• **Instructions for the task**
Using the listing below, please gather every line containing the word "this".

☆ ☆ ☆ ☆ ☆ ☆ ☆

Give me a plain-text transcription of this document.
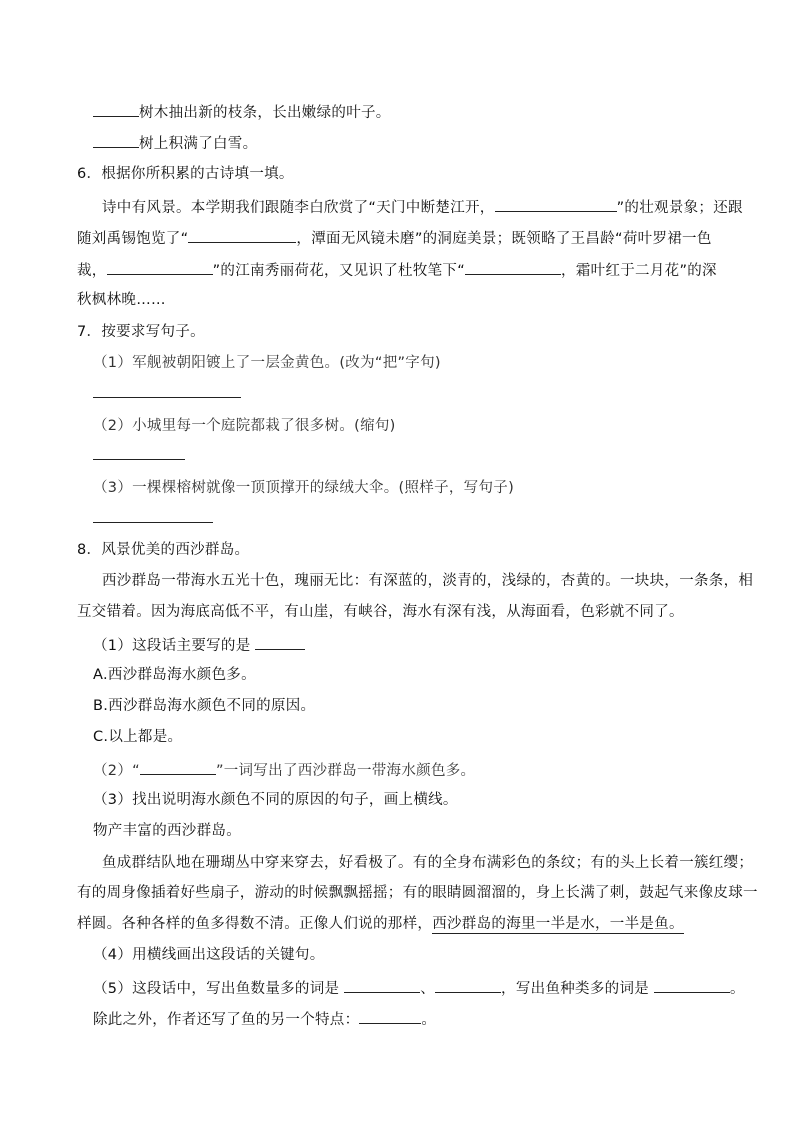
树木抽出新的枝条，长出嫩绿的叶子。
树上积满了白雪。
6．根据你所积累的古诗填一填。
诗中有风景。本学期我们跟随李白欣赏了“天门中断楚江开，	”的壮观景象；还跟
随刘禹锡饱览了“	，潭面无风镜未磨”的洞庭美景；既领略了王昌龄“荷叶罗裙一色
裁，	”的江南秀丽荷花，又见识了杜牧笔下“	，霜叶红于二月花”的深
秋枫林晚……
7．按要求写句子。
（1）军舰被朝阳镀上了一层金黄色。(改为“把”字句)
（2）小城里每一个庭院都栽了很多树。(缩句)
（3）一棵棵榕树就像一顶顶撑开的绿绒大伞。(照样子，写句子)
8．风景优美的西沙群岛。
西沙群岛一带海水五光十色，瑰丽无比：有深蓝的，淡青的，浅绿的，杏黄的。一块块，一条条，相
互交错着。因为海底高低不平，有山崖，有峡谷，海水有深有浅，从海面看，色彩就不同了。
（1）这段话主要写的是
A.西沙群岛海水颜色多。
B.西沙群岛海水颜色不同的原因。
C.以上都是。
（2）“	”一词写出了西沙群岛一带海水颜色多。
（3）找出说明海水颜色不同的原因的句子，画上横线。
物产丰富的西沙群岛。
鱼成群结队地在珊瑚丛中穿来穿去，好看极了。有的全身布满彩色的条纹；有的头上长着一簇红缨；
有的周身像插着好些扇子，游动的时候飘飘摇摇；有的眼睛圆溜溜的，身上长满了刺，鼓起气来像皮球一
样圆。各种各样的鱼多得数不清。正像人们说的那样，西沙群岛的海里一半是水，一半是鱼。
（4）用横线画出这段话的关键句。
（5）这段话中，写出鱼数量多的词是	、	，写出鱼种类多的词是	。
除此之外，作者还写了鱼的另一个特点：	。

☆ ☆ ☆ ☆ ☆ ☆ ☆

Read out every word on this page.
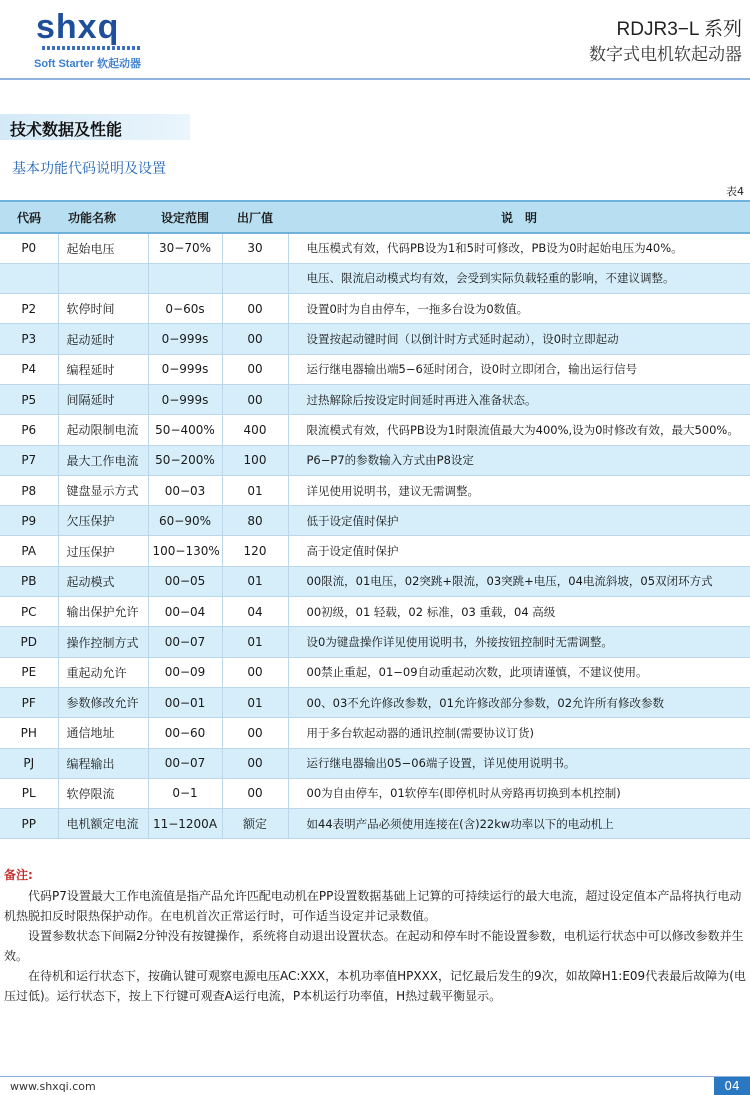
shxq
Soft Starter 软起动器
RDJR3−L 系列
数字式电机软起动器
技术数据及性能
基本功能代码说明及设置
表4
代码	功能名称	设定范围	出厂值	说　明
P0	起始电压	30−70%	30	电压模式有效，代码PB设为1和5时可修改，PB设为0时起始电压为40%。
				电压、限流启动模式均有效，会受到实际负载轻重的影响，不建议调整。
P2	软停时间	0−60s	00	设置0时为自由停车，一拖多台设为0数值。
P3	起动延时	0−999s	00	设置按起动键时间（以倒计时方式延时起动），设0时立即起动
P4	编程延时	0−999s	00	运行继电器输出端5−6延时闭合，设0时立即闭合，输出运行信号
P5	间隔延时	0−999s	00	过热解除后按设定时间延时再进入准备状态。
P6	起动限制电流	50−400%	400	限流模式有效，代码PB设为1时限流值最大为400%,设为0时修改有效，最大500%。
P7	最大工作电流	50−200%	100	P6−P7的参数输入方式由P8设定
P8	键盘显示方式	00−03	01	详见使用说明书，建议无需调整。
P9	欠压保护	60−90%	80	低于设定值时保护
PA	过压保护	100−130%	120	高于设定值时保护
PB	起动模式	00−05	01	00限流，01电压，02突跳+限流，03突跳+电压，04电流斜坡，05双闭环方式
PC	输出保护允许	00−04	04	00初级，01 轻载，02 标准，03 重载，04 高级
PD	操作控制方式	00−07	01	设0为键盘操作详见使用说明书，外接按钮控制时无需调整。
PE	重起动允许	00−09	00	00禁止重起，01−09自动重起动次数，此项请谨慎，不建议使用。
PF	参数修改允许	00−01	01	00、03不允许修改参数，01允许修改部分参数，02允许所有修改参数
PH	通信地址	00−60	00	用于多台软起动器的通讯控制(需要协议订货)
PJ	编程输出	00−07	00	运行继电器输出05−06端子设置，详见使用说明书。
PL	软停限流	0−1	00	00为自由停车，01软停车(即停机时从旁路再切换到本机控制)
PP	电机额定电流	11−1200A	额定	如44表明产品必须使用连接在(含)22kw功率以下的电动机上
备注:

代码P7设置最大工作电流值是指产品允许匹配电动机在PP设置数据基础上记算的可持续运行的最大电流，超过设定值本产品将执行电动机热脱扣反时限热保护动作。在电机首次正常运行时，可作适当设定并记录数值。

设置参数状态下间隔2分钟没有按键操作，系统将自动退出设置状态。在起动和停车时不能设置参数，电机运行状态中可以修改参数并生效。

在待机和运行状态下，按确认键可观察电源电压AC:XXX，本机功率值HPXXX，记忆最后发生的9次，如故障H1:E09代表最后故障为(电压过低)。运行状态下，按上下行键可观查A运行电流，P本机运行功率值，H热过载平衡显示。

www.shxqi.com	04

☆ ☆ ☆ ☆ ☆ ☆ ☆

• **Result below**
Give me a plain-text transcription of this document.
Read out every word on this page.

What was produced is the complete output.